**INSTRUCTIONS TO FOLLOW:** Within the material below, find each line bearing the word "Rood" and present it.
-- Start --
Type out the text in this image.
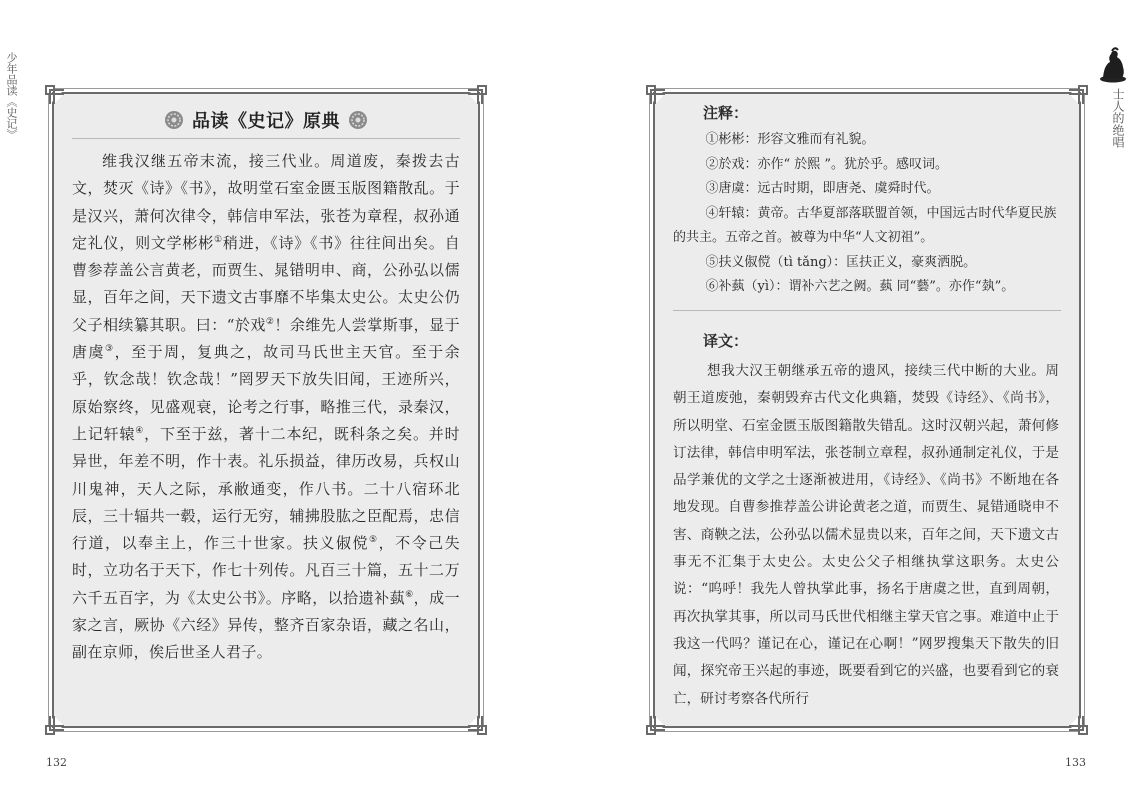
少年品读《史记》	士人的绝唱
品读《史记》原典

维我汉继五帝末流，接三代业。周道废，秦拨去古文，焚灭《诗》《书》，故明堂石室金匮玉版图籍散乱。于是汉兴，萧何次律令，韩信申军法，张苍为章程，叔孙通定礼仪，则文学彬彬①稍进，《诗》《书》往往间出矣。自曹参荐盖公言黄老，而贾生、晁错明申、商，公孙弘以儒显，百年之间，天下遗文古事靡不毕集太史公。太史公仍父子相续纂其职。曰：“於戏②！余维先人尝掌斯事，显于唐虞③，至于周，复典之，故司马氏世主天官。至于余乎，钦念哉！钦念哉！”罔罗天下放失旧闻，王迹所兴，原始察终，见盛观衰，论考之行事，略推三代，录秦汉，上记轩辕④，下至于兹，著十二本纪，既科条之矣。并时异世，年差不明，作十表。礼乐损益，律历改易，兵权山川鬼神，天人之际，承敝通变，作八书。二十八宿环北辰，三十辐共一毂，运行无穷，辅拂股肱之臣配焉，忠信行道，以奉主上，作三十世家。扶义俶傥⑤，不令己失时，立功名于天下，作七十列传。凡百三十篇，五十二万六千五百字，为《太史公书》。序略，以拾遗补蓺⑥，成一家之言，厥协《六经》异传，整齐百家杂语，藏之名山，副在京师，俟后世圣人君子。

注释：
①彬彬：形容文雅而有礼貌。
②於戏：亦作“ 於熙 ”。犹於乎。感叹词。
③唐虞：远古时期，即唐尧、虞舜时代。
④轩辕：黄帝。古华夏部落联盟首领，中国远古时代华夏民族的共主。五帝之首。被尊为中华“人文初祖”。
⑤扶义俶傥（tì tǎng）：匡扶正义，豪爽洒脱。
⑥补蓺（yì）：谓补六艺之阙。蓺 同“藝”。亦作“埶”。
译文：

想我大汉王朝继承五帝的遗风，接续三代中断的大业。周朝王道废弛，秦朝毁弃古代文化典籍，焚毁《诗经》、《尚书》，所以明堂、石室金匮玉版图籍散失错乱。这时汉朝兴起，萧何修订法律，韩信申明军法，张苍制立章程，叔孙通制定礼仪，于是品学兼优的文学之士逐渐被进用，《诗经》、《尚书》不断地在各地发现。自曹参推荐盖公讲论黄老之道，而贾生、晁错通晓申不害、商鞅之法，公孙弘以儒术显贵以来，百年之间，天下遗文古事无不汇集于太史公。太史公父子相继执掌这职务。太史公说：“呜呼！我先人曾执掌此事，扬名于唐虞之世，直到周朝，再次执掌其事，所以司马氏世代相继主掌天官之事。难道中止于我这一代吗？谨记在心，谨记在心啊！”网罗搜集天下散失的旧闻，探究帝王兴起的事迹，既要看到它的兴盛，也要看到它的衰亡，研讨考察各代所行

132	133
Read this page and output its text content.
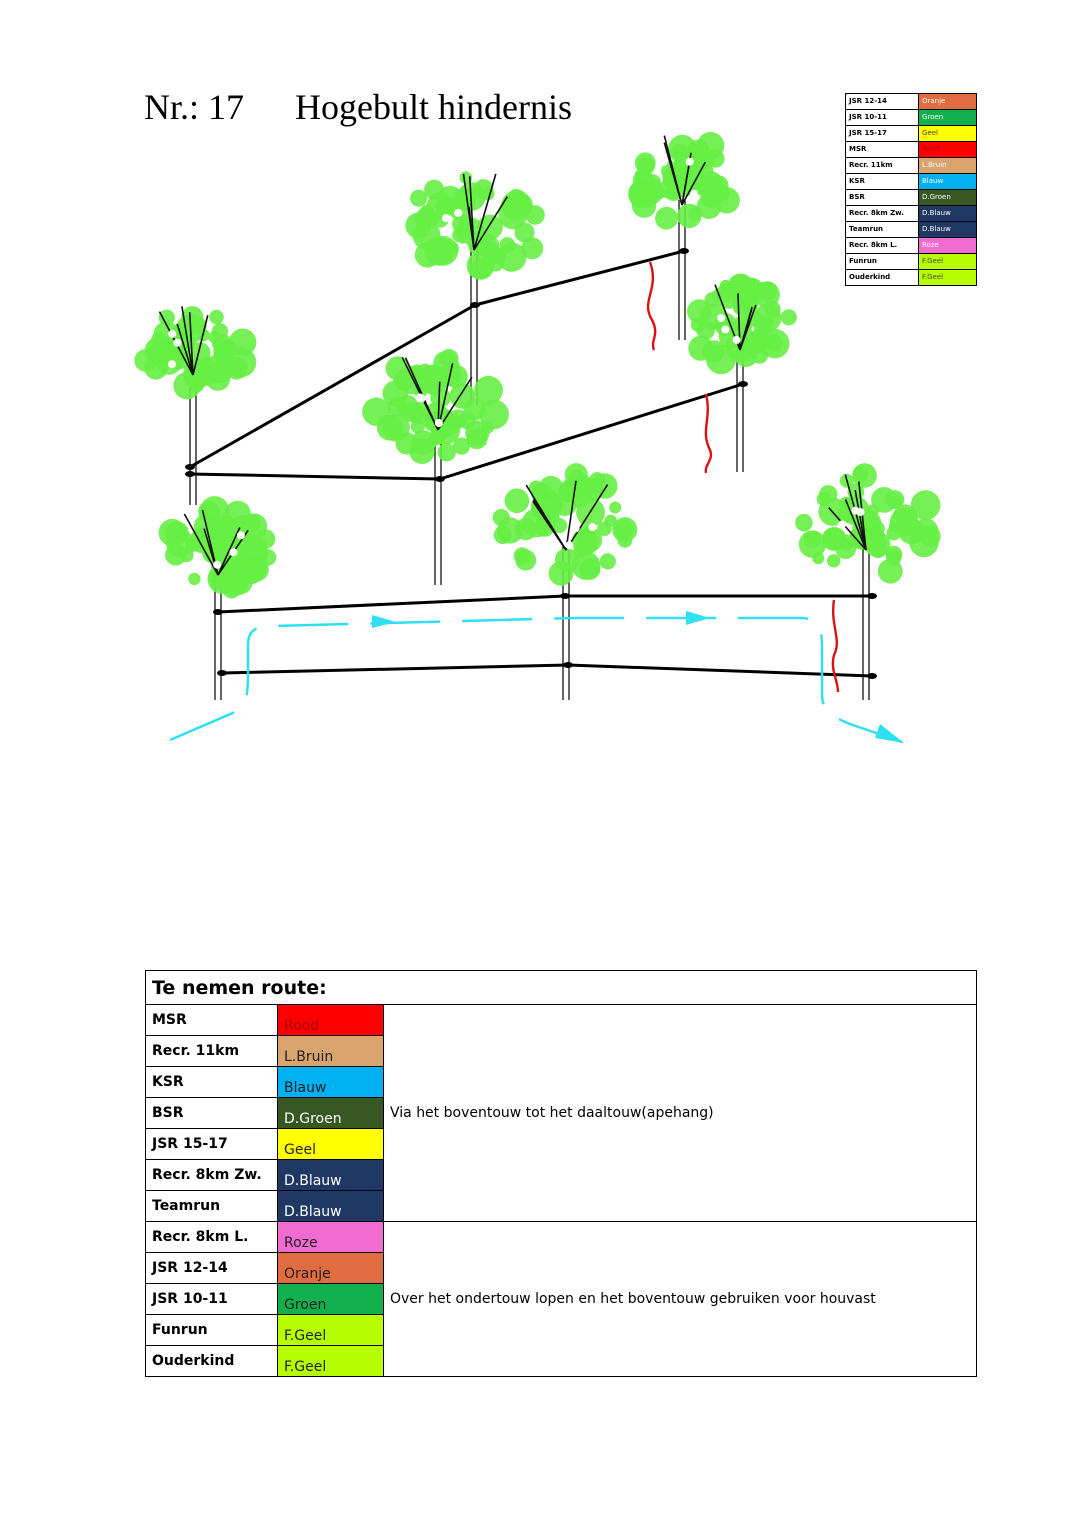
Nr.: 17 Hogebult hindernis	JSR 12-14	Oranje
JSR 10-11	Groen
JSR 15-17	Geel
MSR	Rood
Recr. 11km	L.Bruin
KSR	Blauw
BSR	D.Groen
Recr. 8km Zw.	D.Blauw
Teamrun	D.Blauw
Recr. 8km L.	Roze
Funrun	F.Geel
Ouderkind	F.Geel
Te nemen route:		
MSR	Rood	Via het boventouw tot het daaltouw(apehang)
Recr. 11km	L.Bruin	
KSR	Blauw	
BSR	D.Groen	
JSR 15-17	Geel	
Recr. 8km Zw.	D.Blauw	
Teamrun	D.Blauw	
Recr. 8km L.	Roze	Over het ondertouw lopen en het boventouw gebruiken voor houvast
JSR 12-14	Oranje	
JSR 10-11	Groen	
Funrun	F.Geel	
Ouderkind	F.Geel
-- End --
**FULL OUTPUT:**
MSR	Rood
MSR	Rood	Via het boventouw tot het daaltouw(apehang)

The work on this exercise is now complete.